• _TASK STATEMENT_
Copy out each line that includes the word "this".

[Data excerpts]

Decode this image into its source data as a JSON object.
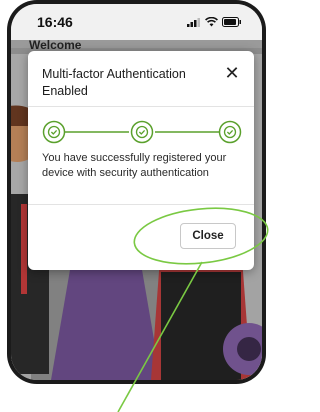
{
  "status_bar": {
    "time": "16:46"
  },
  "background": {
    "heading": "Welcome"
  },
  "modal": {
    "title": "Multi-factor Authentication Enabled",
    "close_icon": "close-icon",
    "steps_completed": 3,
    "steps_total": 3,
    "message": "You have successfully registered your device with security authentication",
    "close_button_label": "Close",
    "accent_color": "#5aa02c"
  },
  "annotation": {
    "color": "#7ac943"
  }
}
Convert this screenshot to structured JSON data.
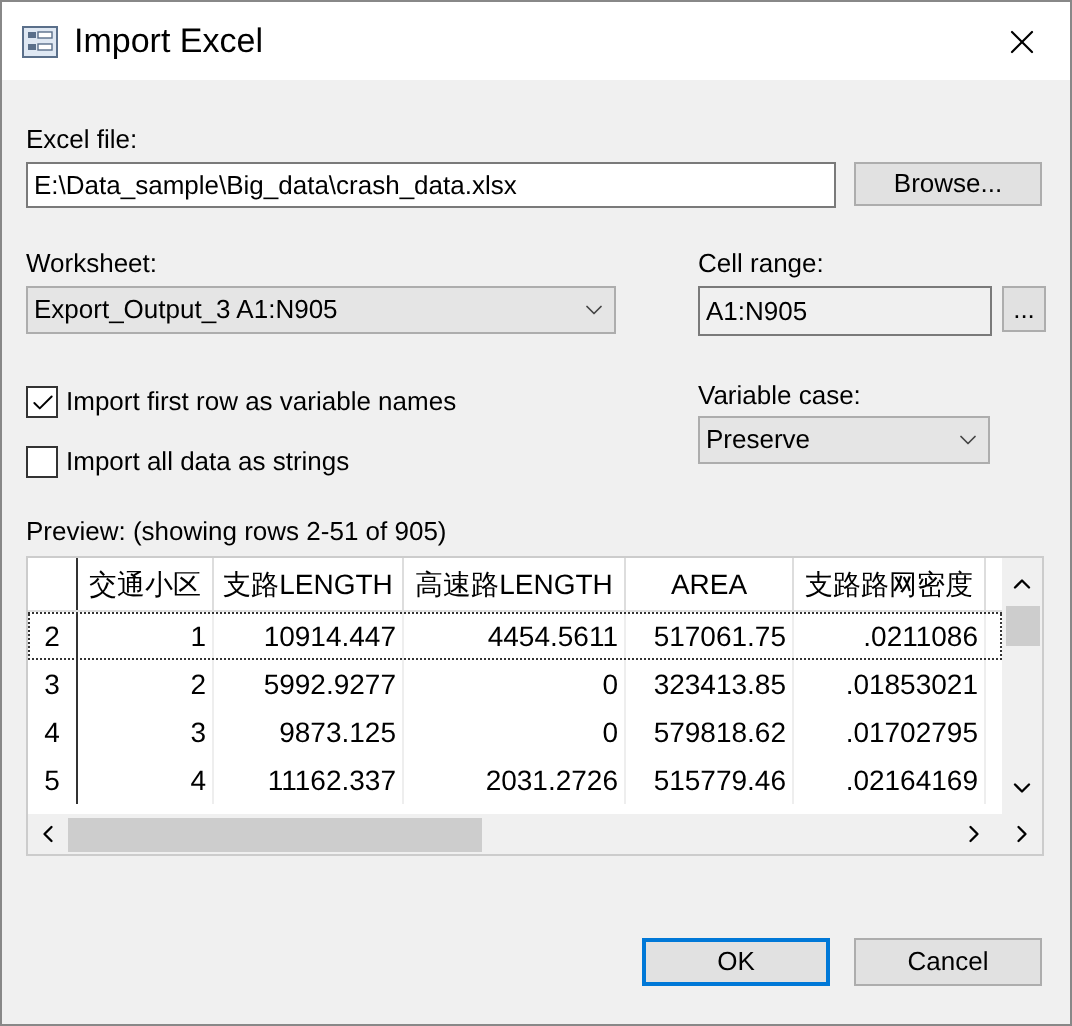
{
  "window": {
    "title": "Import Excel"
  },
  "excel_file": {
    "label": "Excel file:",
    "value": "E:\\Data_sample\\Big_data\\crash_data.xlsx",
    "browse": "Browse..."
  },
  "worksheet": {
    "label": "Worksheet:",
    "value": "Export_Output_3 A1:N905"
  },
  "cell_range": {
    "label": "Cell range:",
    "value": "A1:N905",
    "picker": "..."
  },
  "options": [
    {
      "label": "Import first row as variable names",
      "checked": true
    },
    {
      "label": "Import all data as strings",
      "checked": false
    }
  ],
  "variable_case": {
    "label": "Variable case:",
    "value": "Preserve"
  },
  "preview": {
    "label": "Preview: (showing rows 2-51 of 905)",
    "columns": [
      "交通小区",
      "支路LENGTH",
      "高速路LENGTH",
      "AREA",
      "支路路网密度"
    ],
    "rows": [
      {
        "number": "2",
        "selected": true,
        "cells": [
          "1",
          "10914.447",
          "4454.5611",
          "517061.75",
          ".0211086"
        ]
      },
      {
        "number": "3",
        "selected": false,
        "cells": [
          "2",
          "5992.9277",
          "0",
          "323413.85",
          ".01853021"
        ]
      },
      {
        "number": "4",
        "selected": false,
        "cells": [
          "3",
          "9873.125",
          "0",
          "579818.62",
          ".01702795"
        ]
      },
      {
        "number": "5",
        "selected": false,
        "cells": [
          "4",
          "11162.337",
          "2031.2726",
          "515779.46",
          ".02164169"
        ]
      }
    ]
  },
  "buttons": [
    {
      "label": "OK",
      "default": true
    },
    {
      "label": "Cancel",
      "default": false
    }
  ]
}
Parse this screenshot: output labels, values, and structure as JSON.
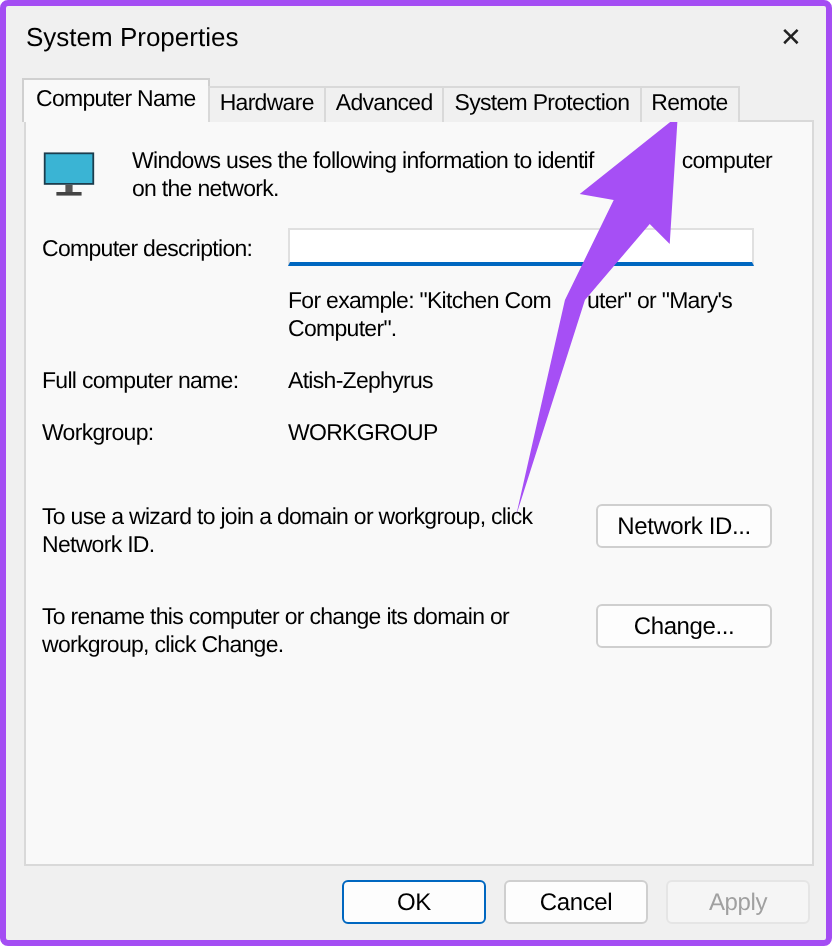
{
  "window": {
    "title": "System Properties",
    "close": "✕"
  },
  "tabs": [
    {
      "label": "Computer Name",
      "selected": true
    },
    {
      "label": "Hardware",
      "selected": false
    },
    {
      "label": "Advanced",
      "selected": false
    },
    {
      "label": "System Protection",
      "selected": false
    },
    {
      "label": "Remote",
      "selected": false
    }
  ],
  "intro_lines": [
    [
      "Windows uses the following information to identif",
      "computer"
    ],
    [
      "on the network."
    ]
  ],
  "description": {
    "label": "Computer description:",
    "hint_lines": [
      [
        "For example: \"Kitchen Com",
        "uter\" or \"Mary's"
      ],
      [
        "Computer\"."
      ]
    ]
  },
  "info_rows": [
    {
      "label": "Full computer name:",
      "value": "Atish-Zephyrus"
    },
    {
      "label": "Workgroup:",
      "value": "WORKGROUP"
    }
  ],
  "actions": [
    {
      "text": "To use a wizard to join a domain or workgroup, click Network ID.",
      "button": "Network ID..."
    },
    {
      "text": "To rename this computer or change its domain or workgroup, click Change.",
      "button": "Change..."
    }
  ],
  "buttons": [
    {
      "label": "OK",
      "default": true,
      "disabled": false
    },
    {
      "label": "Cancel",
      "default": false,
      "disabled": false
    },
    {
      "label": "Apply",
      "default": false,
      "disabled": true
    }
  ],
  "annotations": [
    {
      "kind": "arrow"
    }
  ]
}
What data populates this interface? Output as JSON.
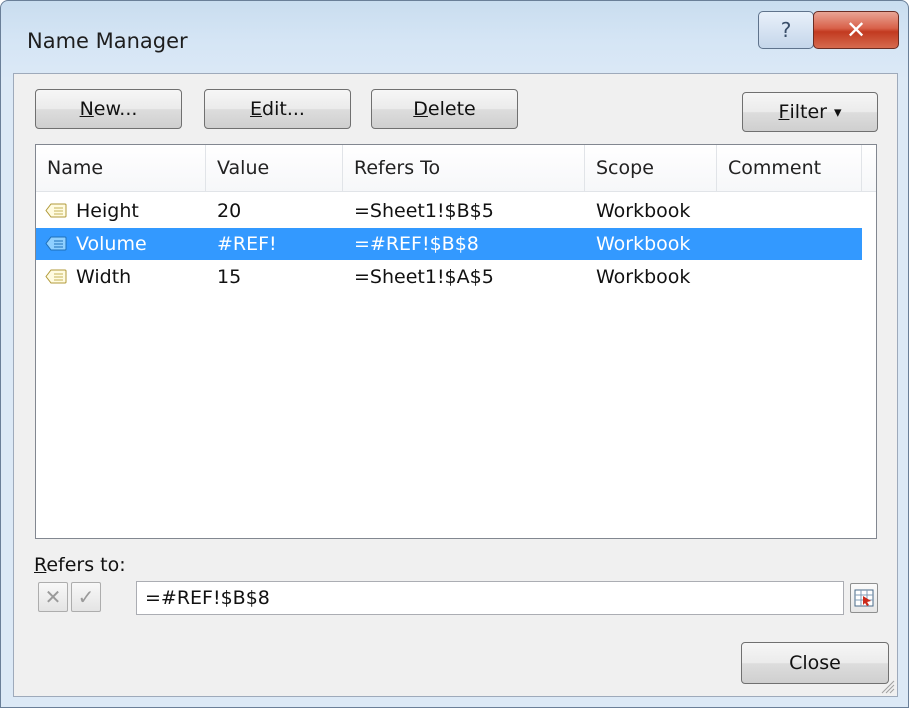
{
  "window": {
    "title": "Name Manager",
    "help_glyph": "?",
    "close_glyph": "✕"
  },
  "toolbar": {
    "new_label_ul": "N",
    "new_label_rest": "ew...",
    "edit_label_ul": "E",
    "edit_label_rest": "dit...",
    "delete_label_ul": "D",
    "delete_label_rest": "elete",
    "filter_label_ul": "F",
    "filter_label_rest": "ilter",
    "filter_arrow": "▾"
  },
  "list": {
    "columns": [
      "Name",
      "Value",
      "Refers To",
      "Scope",
      "Comment"
    ],
    "rows": [
      {
        "name": "Height",
        "value": "20",
        "refers_to": "=Sheet1!$B$5",
        "scope": "Workbook",
        "comment": "",
        "selected": false
      },
      {
        "name": "Volume",
        "value": "#REF!",
        "refers_to": "=#REF!$B$8",
        "scope": "Workbook",
        "comment": "",
        "selected": true
      },
      {
        "name": "Width",
        "value": "15",
        "refers_to": "=Sheet1!$A$5",
        "scope": "Workbook",
        "comment": "",
        "selected": false
      }
    ]
  },
  "refers_to": {
    "label_ul": "R",
    "label_rest": "efers to:",
    "cancel_glyph": "✕",
    "enter_glyph": "✓",
    "value": "=#REF!$B$8"
  },
  "footer": {
    "close_label": "Close"
  },
  "colors": {
    "selection": "#3399ff",
    "close_button": "#c23a20"
  },
  "icons": {
    "help": "question-mark-icon",
    "close": "close-icon",
    "name_tag": "name-tag-icon",
    "collapse": "range-selector-icon",
    "grip": "resize-grip-icon"
  }
}
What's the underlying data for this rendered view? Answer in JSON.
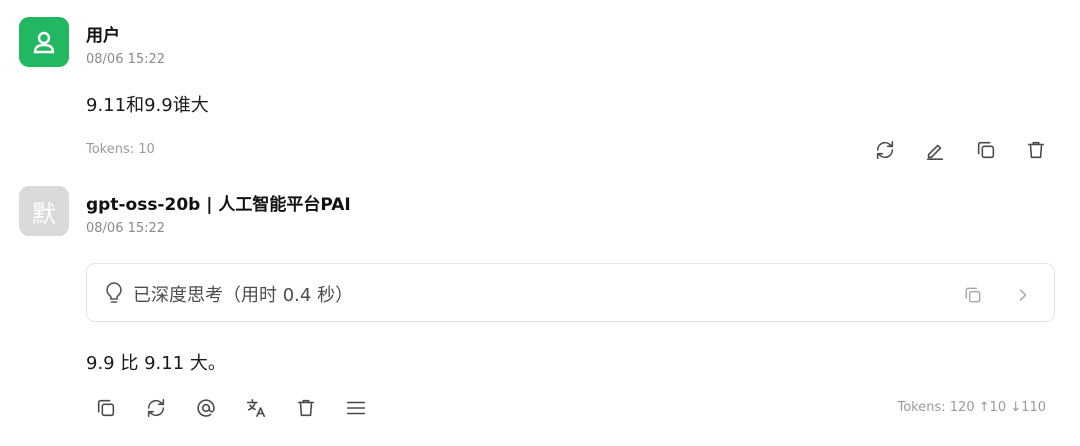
{
  "messages": {
    "user": {
      "name": "用户",
      "time": "08/06 15:22",
      "content": "9.11和9.9谁大",
      "tokens": "Tokens: 10",
      "avatar_color": "#22b862",
      "avatar_icon": "user-icon",
      "actions": [
        "refresh-icon",
        "edit-icon",
        "copy-icon",
        "delete-icon"
      ]
    },
    "assistant": {
      "name": "gpt-oss-20b | 人工智能平台PAI",
      "avatar_char": "默",
      "time": "08/06 15:22",
      "thinking": {
        "label": "已深度思考（用时 0.4 秒）",
        "icons": [
          "lightbulb-icon",
          "copy-icon",
          "chevron-right-icon"
        ]
      },
      "content": "9.9 比 9.11 大。",
      "tokens": "Tokens: 120 ↑10 ↓110",
      "actions": [
        "copy-icon",
        "refresh-icon",
        "mention-icon",
        "translate-icon",
        "delete-icon",
        "menu-icon"
      ]
    }
  },
  "colors": {
    "accent_green": "#22b862",
    "avatar_gray": "#d9d9d9",
    "muted_text": "#8a8a8a"
  }
}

• _CORRECT RESULT_
Decode this image into its source data as a JSON object.
Convert this screenshot to structured JSON data.
Parse this screenshot: output labels, values, and structure as JSON.
      "text": "To rename this computer or change its domain or workgroup, click Change.",
What data populates this interface? Output as JSON.
What's the underlying data for this rendered view? Answer in JSON.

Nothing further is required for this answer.